══ Provided records

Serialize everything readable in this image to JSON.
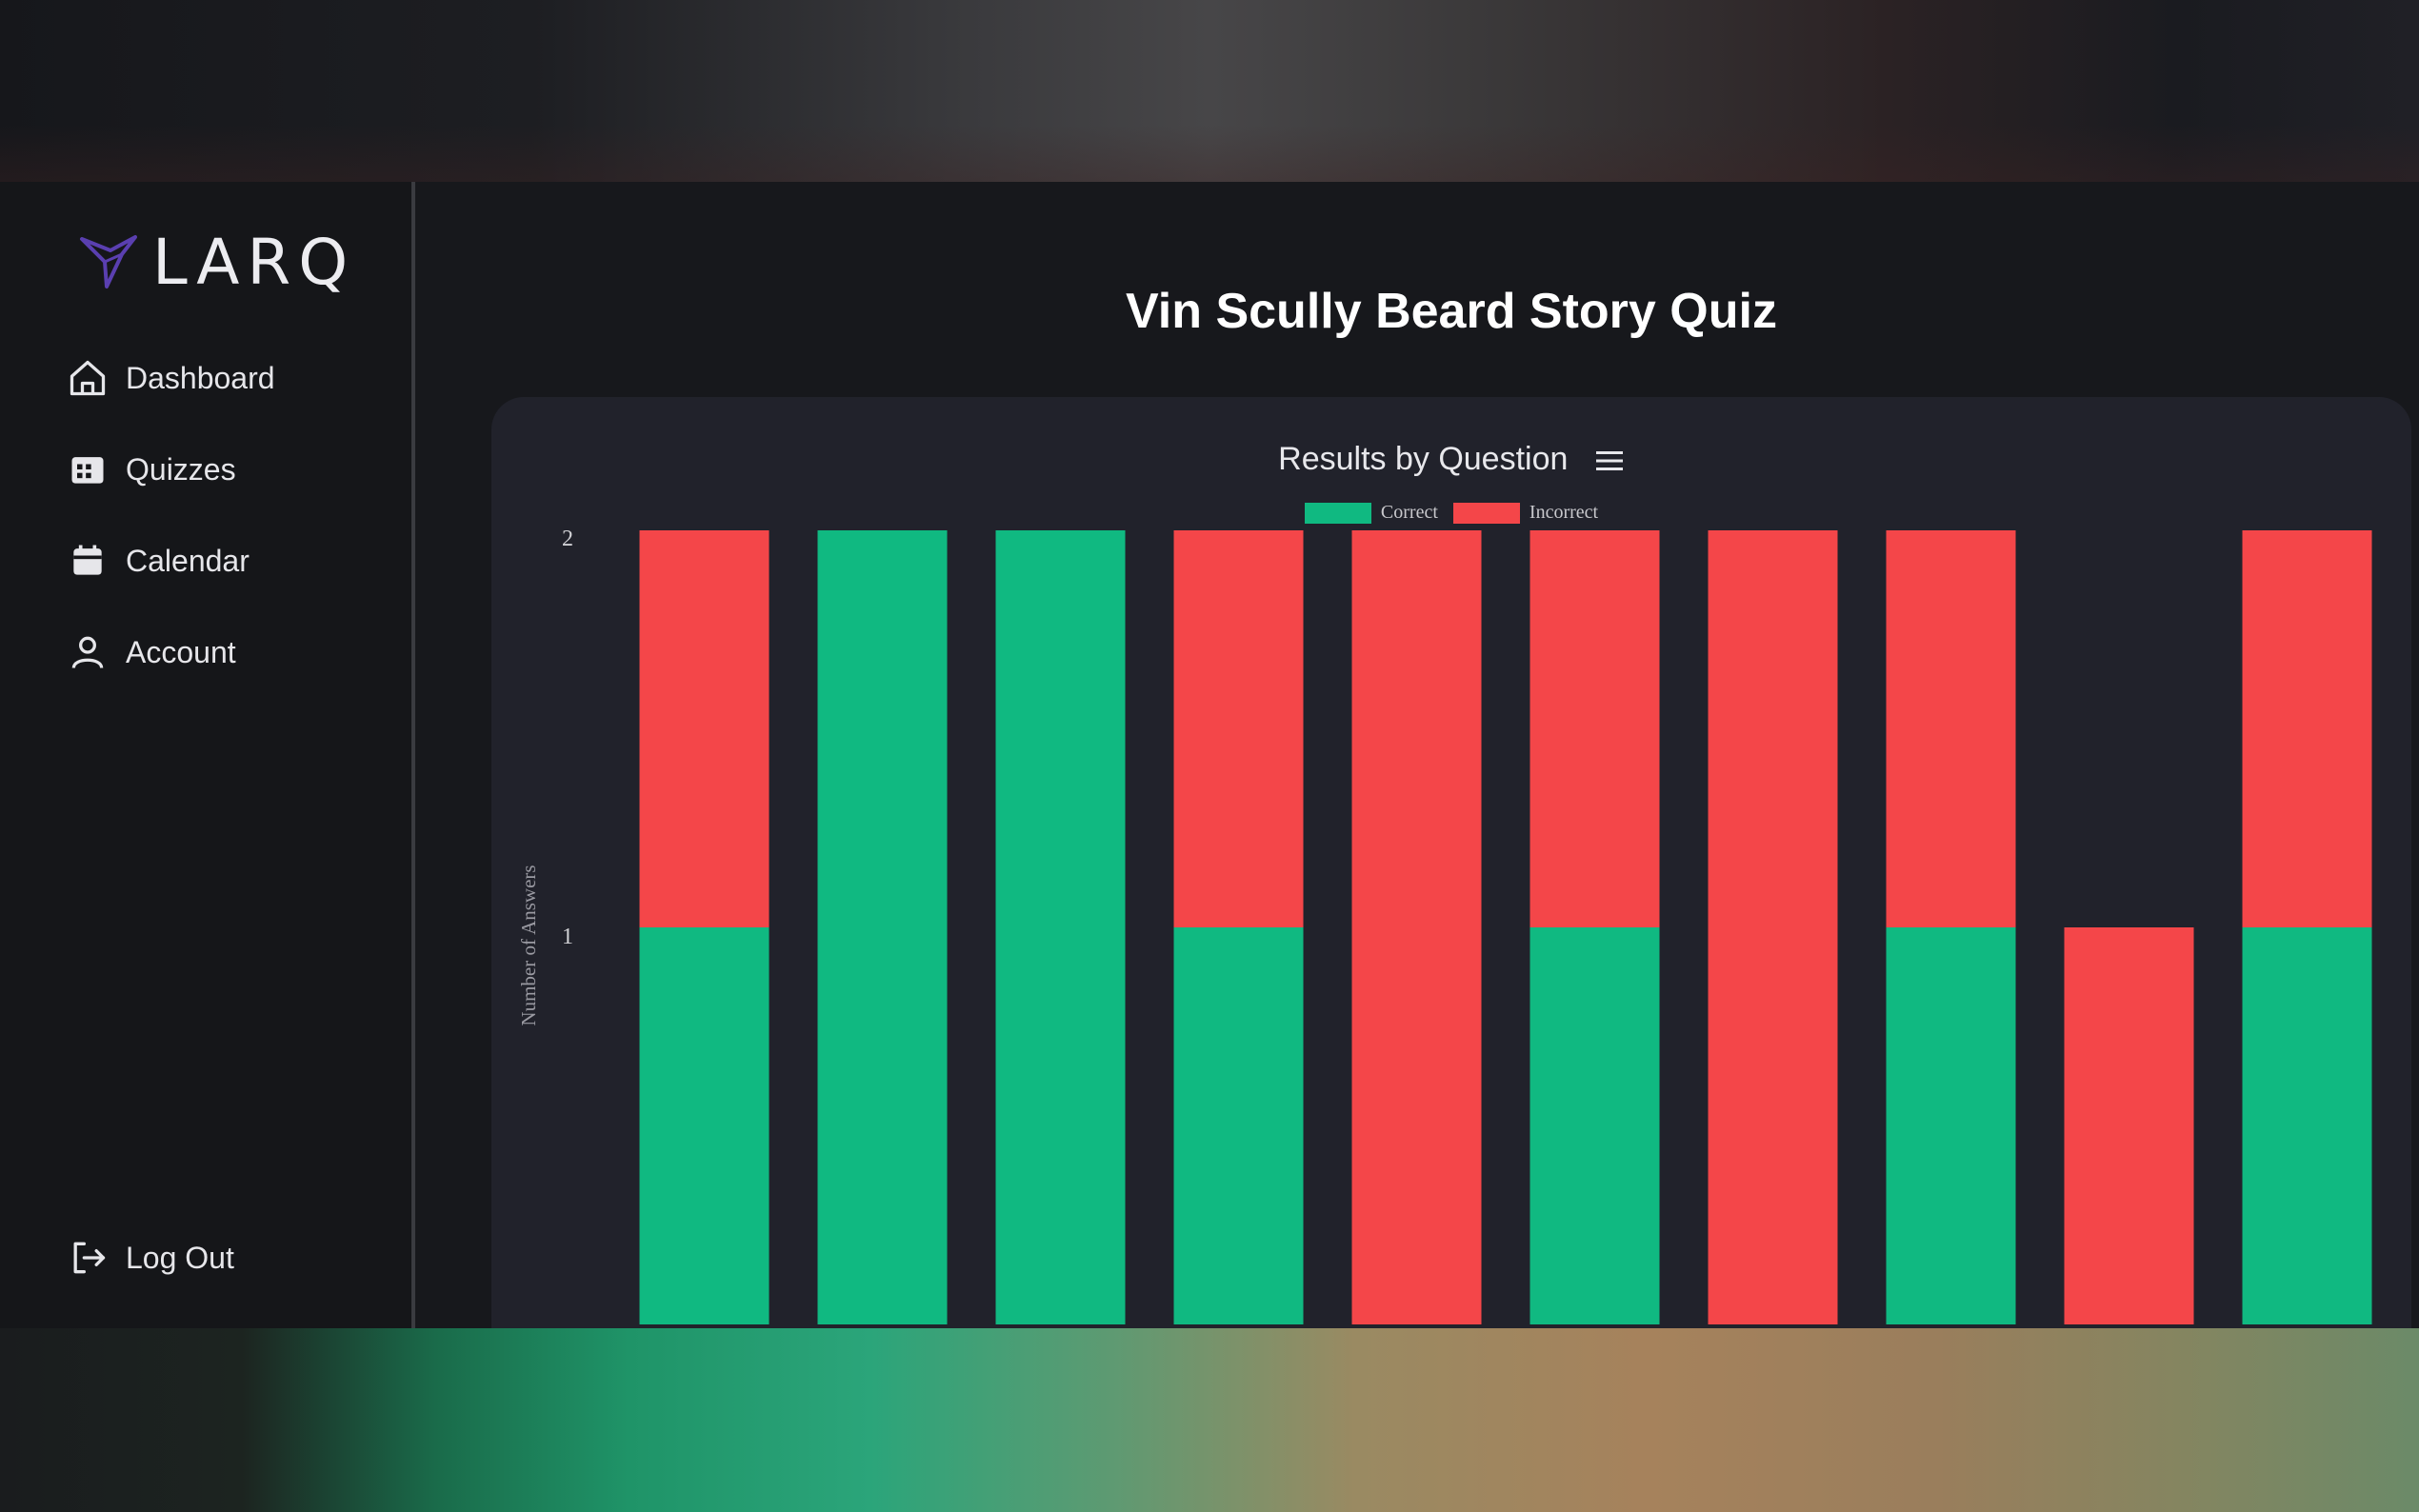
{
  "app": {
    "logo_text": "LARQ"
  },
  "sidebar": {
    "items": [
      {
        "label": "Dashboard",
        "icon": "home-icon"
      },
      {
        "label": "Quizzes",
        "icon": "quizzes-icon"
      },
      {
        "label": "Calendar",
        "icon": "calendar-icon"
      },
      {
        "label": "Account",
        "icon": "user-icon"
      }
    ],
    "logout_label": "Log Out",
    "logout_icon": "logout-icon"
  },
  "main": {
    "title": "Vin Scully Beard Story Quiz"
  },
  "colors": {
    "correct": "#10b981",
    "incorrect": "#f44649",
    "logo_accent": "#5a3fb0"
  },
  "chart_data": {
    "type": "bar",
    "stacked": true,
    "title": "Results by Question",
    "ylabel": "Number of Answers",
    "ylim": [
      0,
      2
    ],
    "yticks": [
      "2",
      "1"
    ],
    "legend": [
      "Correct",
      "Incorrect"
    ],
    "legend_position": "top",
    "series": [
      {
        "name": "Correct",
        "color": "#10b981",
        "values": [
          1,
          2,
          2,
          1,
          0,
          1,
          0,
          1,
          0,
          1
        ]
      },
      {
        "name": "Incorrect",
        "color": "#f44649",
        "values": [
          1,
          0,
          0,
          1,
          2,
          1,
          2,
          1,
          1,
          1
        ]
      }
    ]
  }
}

════

Repeat the material verbatim. Do not carry over any picture.

Serialize everything readable in this image to JSON.
{
  "app": {
    "logo_text": "LARQ"
  },
  "sidebar": {
    "items": [
      {
        "label": "Dashboard",
        "icon": "home-icon"
      },
      {
        "label": "Quizzes",
        "icon": "quizzes-icon"
      },
      {
        "label": "Calendar",
        "icon": "calendar-icon"
      },
      {
        "label": "Account",
        "icon": "user-icon"
      }
    ],
    "logout_label": "Log Out",
    "logout_icon": "logout-icon"
  },
  "main": {
    "title": "Vin Scully Beard Story Quiz"
  },
  "colors": {
    "correct": "#10b981",
    "incorrect": "#f44649",
    "logo_accent": "#5a3fb0"
  },
  "chart_data": {
    "type": "bar",
    "stacked": true,
    "title": "Results by Question",
    "ylabel": "Number of Answers",
    "ylim": [
      0,
      2
    ],
    "yticks": [
      "2",
      "1"
    ],
    "legend": [
      "Correct",
      "Incorrect"
    ],
    "legend_position": "top",
    "series": [
      {
        "name": "Correct",
        "color": "#10b981",
        "values": [
          1,
          2,
          2,
          1,
          0,
          1,
          0,
          1,
          0,
          1
        ]
      },
      {
        "name": "Incorrect",
        "color": "#f44649",
        "values": [
          1,
          0,
          0,
          1,
          2,
          1,
          2,
          1,
          1,
          1
        ]
      }
    ]
  }
}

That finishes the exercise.